### TASK DETAILS
Find the string "document" in the records. Copy every line it appears in.

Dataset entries
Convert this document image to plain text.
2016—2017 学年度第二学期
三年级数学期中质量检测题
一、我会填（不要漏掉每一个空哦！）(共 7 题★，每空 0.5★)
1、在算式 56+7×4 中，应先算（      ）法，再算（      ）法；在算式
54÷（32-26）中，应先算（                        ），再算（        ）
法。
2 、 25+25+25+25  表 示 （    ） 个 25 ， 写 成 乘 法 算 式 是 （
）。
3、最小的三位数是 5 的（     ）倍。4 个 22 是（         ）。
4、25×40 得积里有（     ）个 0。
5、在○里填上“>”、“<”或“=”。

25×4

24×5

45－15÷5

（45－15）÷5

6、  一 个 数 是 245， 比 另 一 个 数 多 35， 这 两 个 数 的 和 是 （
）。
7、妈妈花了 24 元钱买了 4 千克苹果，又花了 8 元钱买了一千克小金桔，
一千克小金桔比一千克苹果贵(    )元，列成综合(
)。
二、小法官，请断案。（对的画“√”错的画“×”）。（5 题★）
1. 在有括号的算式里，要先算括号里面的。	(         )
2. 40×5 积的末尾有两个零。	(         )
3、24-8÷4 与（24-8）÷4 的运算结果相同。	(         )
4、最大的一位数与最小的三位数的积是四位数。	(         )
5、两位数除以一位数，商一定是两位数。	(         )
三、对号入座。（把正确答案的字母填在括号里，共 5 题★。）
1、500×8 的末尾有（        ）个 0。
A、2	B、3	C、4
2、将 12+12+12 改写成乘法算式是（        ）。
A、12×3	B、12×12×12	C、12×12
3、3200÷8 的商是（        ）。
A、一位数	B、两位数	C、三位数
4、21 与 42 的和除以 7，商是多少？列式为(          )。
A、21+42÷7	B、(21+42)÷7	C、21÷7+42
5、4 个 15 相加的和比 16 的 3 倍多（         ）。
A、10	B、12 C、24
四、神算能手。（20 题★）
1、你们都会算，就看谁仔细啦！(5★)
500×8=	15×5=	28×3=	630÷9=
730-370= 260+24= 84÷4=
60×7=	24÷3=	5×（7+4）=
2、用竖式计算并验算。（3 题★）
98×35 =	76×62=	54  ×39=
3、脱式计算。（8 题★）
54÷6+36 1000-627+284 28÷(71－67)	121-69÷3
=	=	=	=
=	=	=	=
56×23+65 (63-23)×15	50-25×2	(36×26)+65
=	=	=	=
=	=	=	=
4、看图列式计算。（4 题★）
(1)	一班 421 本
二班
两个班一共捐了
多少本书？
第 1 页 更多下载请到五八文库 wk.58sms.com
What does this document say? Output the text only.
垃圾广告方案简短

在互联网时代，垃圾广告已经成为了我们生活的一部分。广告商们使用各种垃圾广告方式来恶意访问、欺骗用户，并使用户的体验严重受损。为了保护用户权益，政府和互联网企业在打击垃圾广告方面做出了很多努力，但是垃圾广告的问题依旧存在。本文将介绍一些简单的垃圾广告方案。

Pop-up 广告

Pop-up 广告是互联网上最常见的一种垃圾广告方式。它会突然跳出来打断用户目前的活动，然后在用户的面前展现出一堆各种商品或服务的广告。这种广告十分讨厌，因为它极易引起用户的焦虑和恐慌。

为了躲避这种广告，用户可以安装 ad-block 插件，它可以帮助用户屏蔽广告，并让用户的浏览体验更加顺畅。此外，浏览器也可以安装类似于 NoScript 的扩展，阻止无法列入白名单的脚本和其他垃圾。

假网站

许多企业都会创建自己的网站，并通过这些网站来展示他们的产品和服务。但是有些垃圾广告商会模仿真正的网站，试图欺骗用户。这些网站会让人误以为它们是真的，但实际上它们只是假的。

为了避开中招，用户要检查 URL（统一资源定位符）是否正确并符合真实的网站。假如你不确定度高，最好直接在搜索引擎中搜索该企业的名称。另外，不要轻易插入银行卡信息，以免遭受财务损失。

### THE ANSWER
Convert this document image to plain text.
What does this document say? Output the text only.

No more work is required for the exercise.